Work to do:
A verbatim copy of the records is required, with all pictures left out.
◆ ◆ ◆ ◆ ◆
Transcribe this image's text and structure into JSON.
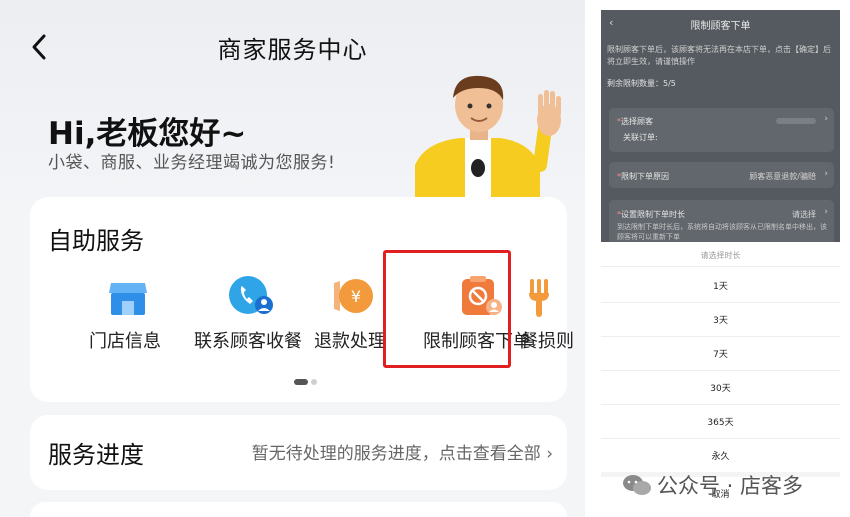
{
  "left": {
    "nav_title": "商家服务中心",
    "greeting": "Hi,老板您好~",
    "greeting_sub": "小袋、商服、业务经理竭诚为您服务!",
    "self_service": {
      "title": "自助服务",
      "items": [
        {
          "label": "门店信息",
          "icon": "storefront-icon"
        },
        {
          "label": "联系顾客收餐",
          "icon": "phone-user-icon"
        },
        {
          "label": "退款处理",
          "icon": "refund-yen-icon"
        },
        {
          "label": "限制顾客下单",
          "icon": "restrict-order-icon"
        },
        {
          "label": "餐损则",
          "icon": "fork-icon"
        }
      ]
    },
    "progress": {
      "title": "服务进度",
      "link": "暂无待处理的服务进度，点击查看全部"
    }
  },
  "right": {
    "title": "限制顾客下单",
    "notice": "限制顾客下单后，该顾客将无法再在本店下单，点击【确定】后将立即生效，请谨慎操作",
    "remaining": "剩余限制数量：5/5",
    "select_customer": "选择顾客",
    "related_order": "关联订单:",
    "reason_label": "限制下单原因",
    "reason_value": "顾客恶意退款/骗赔",
    "duration_label": "设置限制下单时长",
    "duration_value": "请选择",
    "duration_desc": "到达限制下单时长后，系统将自动将该顾客从已限制名单中移出，该顾客将可以重新下单",
    "sheet": {
      "title": "请选择时长",
      "options": [
        "1天",
        "3天",
        "7天",
        "30天",
        "365天",
        "永久"
      ],
      "cancel": "取消"
    }
  },
  "watermark": "公众号 · 店客多",
  "colors": {
    "accent_red": "#e02020",
    "brand_blue": "#2f8fe8",
    "brand_orange": "#f07a3c"
  }
}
◆ ◆ ◆ ◆ ◆
Finished task:
Transcribe this image's text and structure into JSON.
{
  "left": {
    "nav_title": "商家服务中心",
    "greeting": "Hi,老板您好~",
    "greeting_sub": "小袋、商服、业务经理竭诚为您服务!",
    "self_service": {
      "title": "自助服务",
      "items": [
        {
          "label": "门店信息",
          "icon": "storefront-icon"
        },
        {
          "label": "联系顾客收餐",
          "icon": "phone-user-icon"
        },
        {
          "label": "退款处理",
          "icon": "refund-yen-icon"
        },
        {
          "label": "限制顾客下单",
          "icon": "restrict-order-icon"
        },
        {
          "label": "餐损则",
          "icon": "fork-icon"
        }
      ]
    },
    "progress": {
      "title": "服务进度",
      "link": "暂无待处理的服务进度，点击查看全部"
    }
  },
  "right": {
    "title": "限制顾客下单",
    "notice": "限制顾客下单后，该顾客将无法再在本店下单，点击【确定】后将立即生效，请谨慎操作",
    "remaining": "剩余限制数量：5/5",
    "select_customer": "选择顾客",
    "related_order": "关联订单:",
    "reason_label": "限制下单原因",
    "reason_value": "顾客恶意退款/骗赔",
    "duration_label": "设置限制下单时长",
    "duration_value": "请选择",
    "duration_desc": "到达限制下单时长后，系统将自动将该顾客从已限制名单中移出，该顾客将可以重新下单",
    "sheet": {
      "title": "请选择时长",
      "options": [
        "1天",
        "3天",
        "7天",
        "30天",
        "365天",
        "永久"
      ],
      "cancel": "取消"
    }
  },
  "watermark": "公众号 · 店客多",
  "colors": {
    "accent_red": "#e02020",
    "brand_blue": "#2f8fe8",
    "brand_orange": "#f07a3c"
  }
}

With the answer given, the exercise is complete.